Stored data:
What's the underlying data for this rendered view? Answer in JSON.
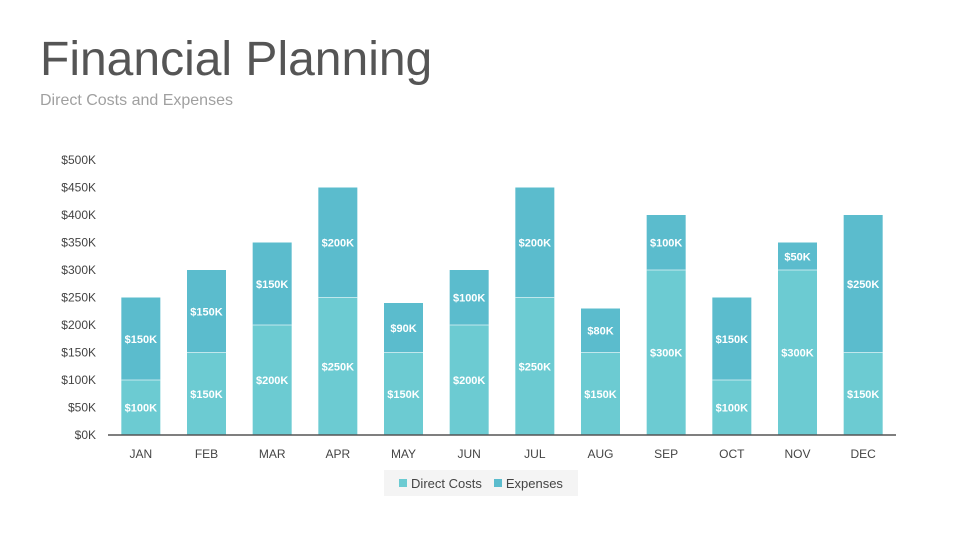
{
  "header": {
    "title": "Financial Planning",
    "subtitle": "Direct Costs and Expenses"
  },
  "colors": {
    "direct_costs": "#6ccbd2",
    "expenses": "#5bbccd",
    "axis": "#555555"
  },
  "chart_data": {
    "type": "bar",
    "stacked": true,
    "title": "",
    "xlabel": "",
    "ylabel": "",
    "ylim": [
      0,
      500
    ],
    "yticks": [
      0,
      50,
      100,
      150,
      200,
      250,
      300,
      350,
      400,
      450,
      500
    ],
    "ytick_labels": [
      "$0K",
      "$50K",
      "$100K",
      "$150K",
      "$200K",
      "$250K",
      "$300K",
      "$350K",
      "$400K",
      "$450K",
      "$500K"
    ],
    "categories": [
      "JAN",
      "FEB",
      "MAR",
      "APR",
      "MAY",
      "JUN",
      "JUL",
      "AUG",
      "SEP",
      "OCT",
      "NOV",
      "DEC"
    ],
    "series": [
      {
        "name": "Direct Costs",
        "values": [
          100,
          150,
          200,
          250,
          150,
          200,
          250,
          150,
          300,
          100,
          300,
          150
        ],
        "labels": [
          "$100K",
          "$150K",
          "$200K",
          "$250K",
          "$150K",
          "$200K",
          "$250K",
          "$150K",
          "$300K",
          "$100K",
          "$300K",
          "$150K"
        ]
      },
      {
        "name": "Expenses",
        "values": [
          150,
          150,
          150,
          200,
          90,
          100,
          200,
          80,
          100,
          150,
          50,
          250
        ],
        "labels": [
          "$150K",
          "$150K",
          "$150K",
          "$200K",
          "$90K",
          "$100K",
          "$200K",
          "$80K",
          "$100K",
          "$150K",
          "$50K",
          "$250K"
        ]
      }
    ],
    "grid": false,
    "legend_position": "bottom"
  }
}
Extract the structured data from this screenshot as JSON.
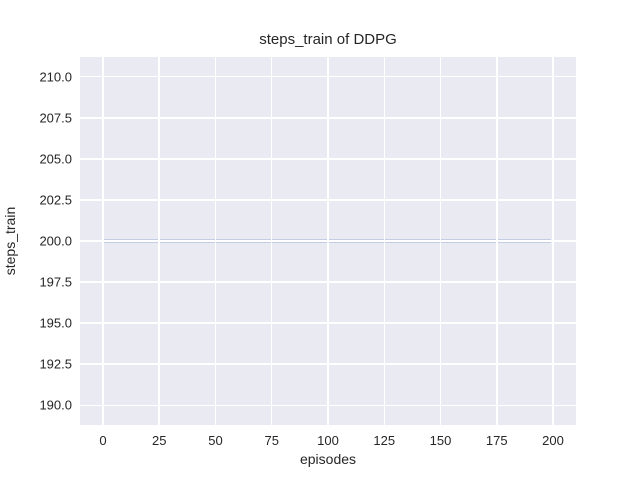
{
  "chart_data": {
    "type": "line",
    "title": "steps_train of DDPG",
    "xlabel": "episodes",
    "ylabel": "steps_train",
    "x_ticks": [
      0,
      25,
      50,
      75,
      100,
      125,
      150,
      175,
      200
    ],
    "x_tick_labels": [
      "0",
      "25",
      "50",
      "75",
      "100",
      "125",
      "150",
      "175",
      "200"
    ],
    "y_ticks": [
      210.0,
      207.5,
      205.0,
      202.5,
      200.0,
      197.5,
      195.0,
      192.5,
      190.0
    ],
    "y_tick_labels": [
      "210.0",
      "207.5",
      "205.0",
      "202.5",
      "200.0",
      "197.5",
      "195.0",
      "192.5",
      "190.0"
    ],
    "xlim": [
      -10.2,
      210.2
    ],
    "ylim": [
      188.8,
      211.2
    ],
    "grid": true,
    "legend": "none",
    "series": [
      {
        "name": "steps_train",
        "x": [
          0,
          199
        ],
        "y": [
          200,
          200
        ],
        "color": "#4c72b0",
        "note": "constant value 200 for episodes 0 through 199"
      }
    ],
    "colors": {
      "figure_background": "#ffffff",
      "axes_background": "#eaeaf2",
      "gridline": "#ffffff",
      "text": "#262626",
      "line": "#4c72b0"
    }
  }
}
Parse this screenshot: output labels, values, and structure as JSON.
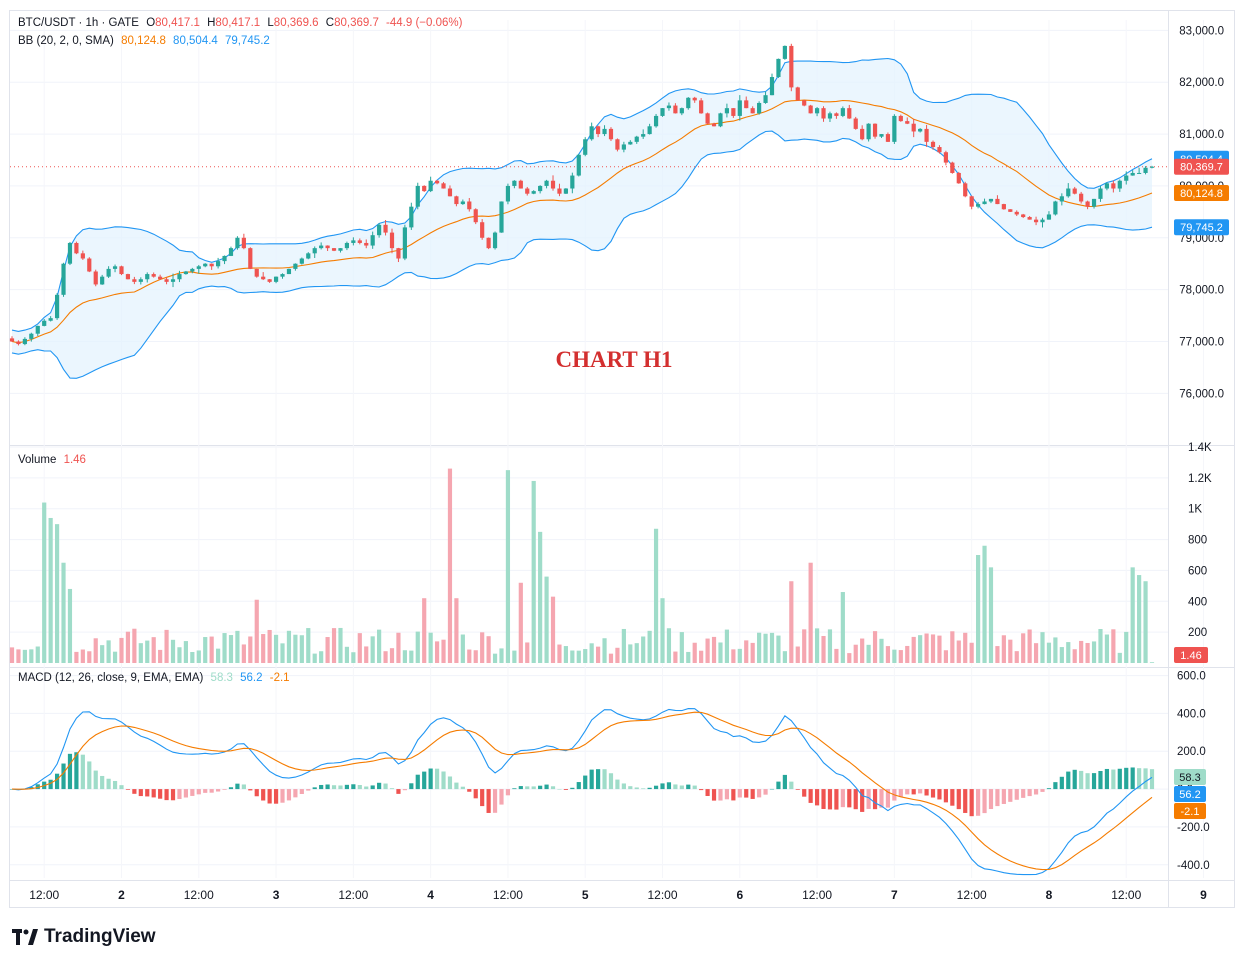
{
  "header": {
    "symbol": "BTC/USDT · 1h · GATE",
    "open_label": "O",
    "open": "80,417.1",
    "high_label": "H",
    "high": "80,417.1",
    "low_label": "L",
    "low": "80,369.6",
    "close_label": "C",
    "close": "80,369.7",
    "change": "-44.9 (−0.06%)"
  },
  "bb_legend": {
    "label": "BB (20, 2, 0, SMA)",
    "basis": "80,124.8",
    "upper": "80,504.4",
    "lower": "79,745.2"
  },
  "volume_legend": {
    "label": "Volume",
    "value": "1.46"
  },
  "macd_legend": {
    "label": "MACD (12, 26, close, 9, EMA, EMA)",
    "hist": "58.3",
    "macd": "56.2",
    "signal": "-2.1"
  },
  "overlay_text": "CHART H1",
  "brand": "TradingView",
  "colors": {
    "up": "#26a69a",
    "down": "#ef5350",
    "up_vol": "#9fdcc9",
    "down_vol": "#f5a6b0",
    "bb_basis": "#f57c00",
    "bb_band": "#2196f3",
    "bb_fill": "#e3f2fd",
    "macd_line": "#2196f3",
    "signal_line": "#f57c00",
    "overlay": "#d32f2f",
    "text": "#131722",
    "muted": "#787b86"
  },
  "chart_data": [
    {
      "type": "candlestick",
      "title": "BTC/USDT · 1h · GATE",
      "ylim": [
        75100,
        83200
      ],
      "y_ticks": [
        "83,000.0",
        "82,000.0",
        "81,000.0",
        "80,000.0",
        "79,000.0",
        "78,000.0",
        "77,000.0",
        "76,000.0"
      ],
      "y_tick_values": [
        83000,
        82000,
        81000,
        80000,
        79000,
        78000,
        77000,
        76000
      ],
      "x_ticks": [
        "12:00",
        "2",
        "12:00",
        "3",
        "12:00",
        "4",
        "12:00",
        "5",
        "12:00",
        "6",
        "12:00",
        "7",
        "12:00",
        "8",
        "12:00",
        "9"
      ],
      "x_tick_index": [
        5,
        17,
        29,
        41,
        53,
        65,
        77,
        89,
        101,
        113,
        125,
        137,
        149,
        161,
        173,
        185
      ],
      "x_tick_bold": [
        false,
        true,
        false,
        true,
        false,
        true,
        false,
        true,
        false,
        true,
        false,
        true,
        false,
        true,
        false,
        true
      ],
      "closes": [
        77000,
        76950,
        77050,
        77150,
        77300,
        77400,
        77450,
        77900,
        78500,
        78900,
        78700,
        78600,
        78350,
        78100,
        78250,
        78400,
        78450,
        78300,
        78200,
        78150,
        78200,
        78300,
        78250,
        78200,
        78150,
        78200,
        78300,
        78350,
        78400,
        78450,
        78500,
        78450,
        78550,
        78650,
        78800,
        79000,
        78800,
        78400,
        78250,
        78200,
        78150,
        78250,
        78300,
        78400,
        78500,
        78600,
        78700,
        78800,
        78850,
        78800,
        78750,
        78800,
        78900,
        78950,
        78900,
        78850,
        79050,
        79250,
        79100,
        78800,
        78600,
        79200,
        79600,
        80000,
        79900,
        80100,
        80050,
        79950,
        79800,
        79650,
        79700,
        79550,
        79300,
        79000,
        78800,
        79100,
        79700,
        80000,
        80100,
        79950,
        79850,
        79900,
        80000,
        80100,
        79950,
        79850,
        79950,
        80200,
        80600,
        80900,
        81150,
        81000,
        81100,
        80900,
        80700,
        80800,
        80850,
        80950,
        81000,
        81150,
        81350,
        81500,
        81550,
        81400,
        81500,
        81700,
        81650,
        81400,
        81200,
        81150,
        81400,
        81500,
        81350,
        81650,
        81500,
        81400,
        81600,
        81750,
        82100,
        82450,
        82700,
        81900,
        81650,
        81550,
        81400,
        81500,
        81300,
        81400,
        81350,
        81500,
        81300,
        81100,
        80900,
        81200,
        80950,
        81000,
        80850,
        81350,
        81250,
        81200,
        81050,
        81100,
        80850,
        80750,
        80650,
        80450,
        80250,
        80050,
        79800,
        79600,
        79650,
        79700,
        79750,
        79650,
        79550,
        79500,
        79450,
        79400,
        79350,
        79300,
        79350,
        79450,
        79700,
        79800,
        79950,
        79850,
        79700,
        79600,
        79750,
        79950,
        80050,
        79950,
        80100,
        80200,
        80250,
        80250,
        80350,
        80370
      ],
      "bb": {
        "basis_label": "80,124.8",
        "upper_label": "80,504.4",
        "lower_label": "79,745.2",
        "period": 20,
        "mult": 2
      },
      "last_price_label": "80,369.7"
    },
    {
      "type": "bar",
      "title": "Volume",
      "ylim": [
        0,
        1400
      ],
      "y_ticks": [
        "1.4K",
        "1.2K",
        "1K",
        "800",
        "600",
        "400",
        "200"
      ],
      "y_tick_values": [
        1400,
        1200,
        1000,
        800,
        600,
        400,
        200
      ],
      "spikes": [
        [
          5,
          1040
        ],
        [
          6,
          940
        ],
        [
          7,
          900
        ],
        [
          8,
          650
        ],
        [
          9,
          480
        ],
        [
          38,
          410
        ],
        [
          64,
          420
        ],
        [
          68,
          1260
        ],
        [
          69,
          420
        ],
        [
          77,
          1250
        ],
        [
          79,
          520
        ],
        [
          81,
          1180
        ],
        [
          82,
          850
        ],
        [
          83,
          560
        ],
        [
          84,
          430
        ],
        [
          100,
          870
        ],
        [
          101,
          420
        ],
        [
          121,
          530
        ],
        [
          124,
          650
        ],
        [
          129,
          460
        ],
        [
          150,
          700
        ],
        [
          151,
          760
        ],
        [
          152,
          620
        ],
        [
          174,
          620
        ],
        [
          175,
          570
        ],
        [
          176,
          530
        ]
      ],
      "last_value_label": "1.46"
    },
    {
      "type": "line",
      "title": "MACD (12, 26, close, 9, EMA, EMA)",
      "ylim": [
        -470,
        640
      ],
      "y_ticks": [
        "600.0",
        "400.0",
        "200.0",
        "0.0",
        "-200.0",
        "-400.0"
      ],
      "y_tick_values": [
        600,
        400,
        200,
        0,
        -200,
        -400
      ],
      "series": [
        {
          "name": "Histogram",
          "value_label": "58.3"
        },
        {
          "name": "MACD",
          "value_label": "56.2"
        },
        {
          "name": "Signal",
          "value_label": "-2.1"
        }
      ]
    }
  ]
}
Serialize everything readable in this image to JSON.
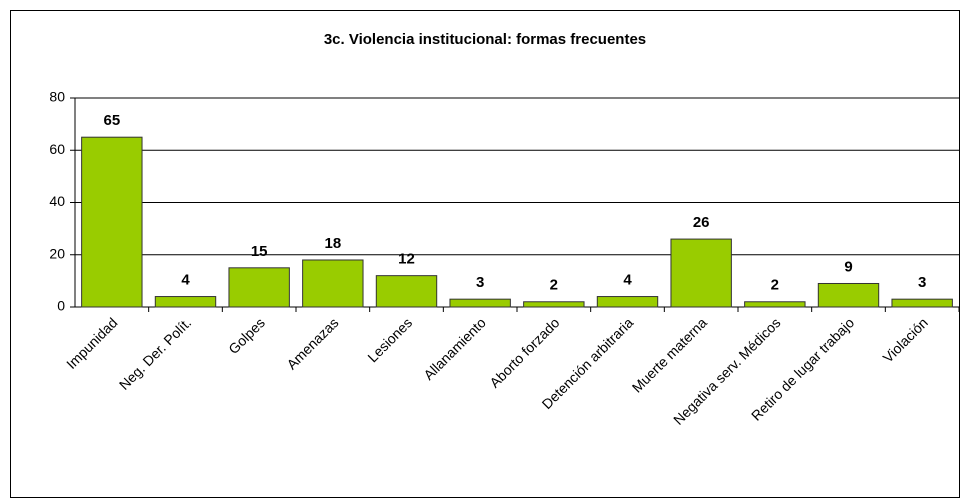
{
  "chart_data": {
    "type": "bar",
    "title": "3c. Violencia institucional: formas frecuentes",
    "categories": [
      "Impunidad",
      "Neg. Der. Polít.",
      "Golpes",
      "Amenazas",
      "Lesiones",
      "Allanamiento",
      "Aborto forzado",
      "Detención arbitraria",
      "Muerte materna",
      "Negativa serv. Médicos",
      "Retiro de lugar trabajo",
      "Violación"
    ],
    "values": [
      65,
      4,
      15,
      18,
      12,
      3,
      2,
      4,
      26,
      2,
      9,
      3
    ],
    "color": "#99cc00",
    "ylim": [
      0,
      80
    ],
    "yticks": [
      0,
      20,
      40,
      60,
      80
    ],
    "grid": true
  }
}
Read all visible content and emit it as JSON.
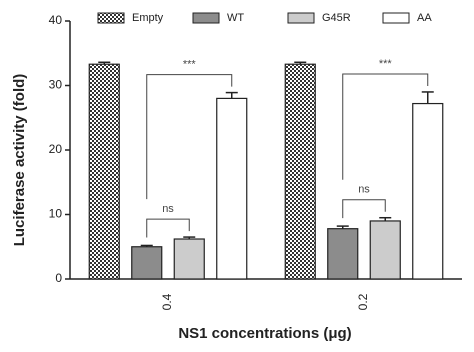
{
  "chart_data": {
    "type": "bar",
    "x_label": "NS1 concentrations (μg)",
    "y_label": "Luciferase activity (fold)",
    "categories": [
      "0.4",
      "0.2"
    ],
    "series": [
      {
        "name": "Empty",
        "color": "#ffffff",
        "pattern": "checker",
        "values": [
          33.3,
          33.3
        ],
        "errors": [
          0.3,
          0.3
        ]
      },
      {
        "name": "WT",
        "color": "#8c8c8c",
        "values": [
          5.0,
          7.8
        ],
        "errors": [
          0.2,
          0.4
        ]
      },
      {
        "name": "G45R",
        "color": "#cccccc",
        "values": [
          6.2,
          9.0
        ],
        "errors": [
          0.3,
          0.5
        ]
      },
      {
        "name": "AA",
        "color": "#ffffff",
        "values": [
          28.0,
          27.2
        ],
        "errors": [
          0.9,
          1.8
        ]
      }
    ],
    "annotations": [
      {
        "text": "ns",
        "between": [
          "WT",
          "G45R"
        ]
      },
      {
        "text": "***",
        "between": [
          "WT",
          "AA"
        ]
      }
    ],
    "ylim": [
      0,
      40
    ],
    "yticks": [
      0,
      10,
      20,
      30,
      40
    ],
    "legend": "top"
  }
}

Short problem
Please retype the lines from the one that contains "Read all visible content and emit it as JSON." to the final line of the records, both included, exactly as written and without any pictures.

Finished answer
Read all visible content and emit it as JSON.
{
  "chart_data": {
    "type": "bar",
    "x_label": "NS1 concentrations (μg)",
    "y_label": "Luciferase activity (fold)",
    "categories": [
      "0.4",
      "0.2"
    ],
    "series": [
      {
        "name": "Empty",
        "color": "#ffffff",
        "pattern": "checker",
        "values": [
          33.3,
          33.3
        ],
        "errors": [
          0.3,
          0.3
        ]
      },
      {
        "name": "WT",
        "color": "#8c8c8c",
        "values": [
          5.0,
          7.8
        ],
        "errors": [
          0.2,
          0.4
        ]
      },
      {
        "name": "G45R",
        "color": "#cccccc",
        "values": [
          6.2,
          9.0
        ],
        "errors": [
          0.3,
          0.5
        ]
      },
      {
        "name": "AA",
        "color": "#ffffff",
        "values": [
          28.0,
          27.2
        ],
        "errors": [
          0.9,
          1.8
        ]
      }
    ],
    "annotations": [
      {
        "text": "ns",
        "between": [
          "WT",
          "G45R"
        ]
      },
      {
        "text": "***",
        "between": [
          "WT",
          "AA"
        ]
      }
    ],
    "ylim": [
      0,
      40
    ],
    "yticks": [
      0,
      10,
      20,
      30,
      40
    ],
    "legend": "top"
  }
}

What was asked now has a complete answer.